> Instruction: Write out each line word for word. Drop pictures.

> Exercise material:

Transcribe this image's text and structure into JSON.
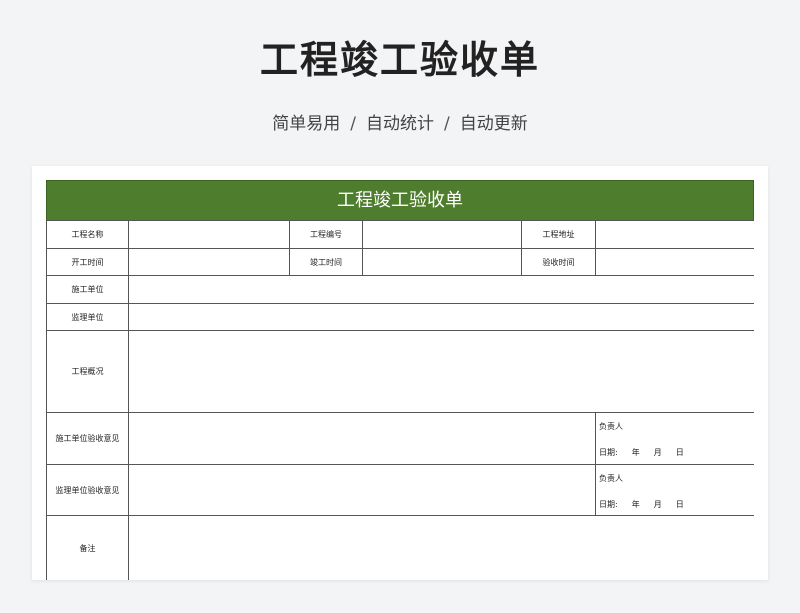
{
  "page": {
    "title": "工程竣工验收单",
    "subtitle_parts": [
      "简单易用",
      "自动统计",
      "自动更新"
    ],
    "separator": "/"
  },
  "form": {
    "title": "工程竣工验收单",
    "rows": {
      "project_name": "工程名称",
      "project_number": "工程编号",
      "project_address": "工程地址",
      "start_time": "开工时间",
      "completion_time": "竣工时间",
      "acceptance_time": "验收时间",
      "construction_unit": "施工单位",
      "supervision_unit": "监理单位",
      "project_overview": "工程概况",
      "construction_opinion": "施工单位验收意见",
      "supervision_opinion": "监理单位验收意见",
      "remarks": "备注"
    },
    "sign": {
      "responsible": "负责人",
      "date": "日期:",
      "year": "年",
      "month": "月",
      "day": "日"
    }
  }
}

> Complete answer:
Transcribe this image's text and structure into JSON.
{
  "page": {
    "title": "工程竣工验收单",
    "subtitle_parts": [
      "简单易用",
      "自动统计",
      "自动更新"
    ],
    "separator": "/"
  },
  "form": {
    "title": "工程竣工验收单",
    "rows": {
      "project_name": "工程名称",
      "project_number": "工程编号",
      "project_address": "工程地址",
      "start_time": "开工时间",
      "completion_time": "竣工时间",
      "acceptance_time": "验收时间",
      "construction_unit": "施工单位",
      "supervision_unit": "监理单位",
      "project_overview": "工程概况",
      "construction_opinion": "施工单位验收意见",
      "supervision_opinion": "监理单位验收意见",
      "remarks": "备注"
    },
    "sign": {
      "responsible": "负责人",
      "date": "日期:",
      "year": "年",
      "month": "月",
      "day": "日"
    }
  }
}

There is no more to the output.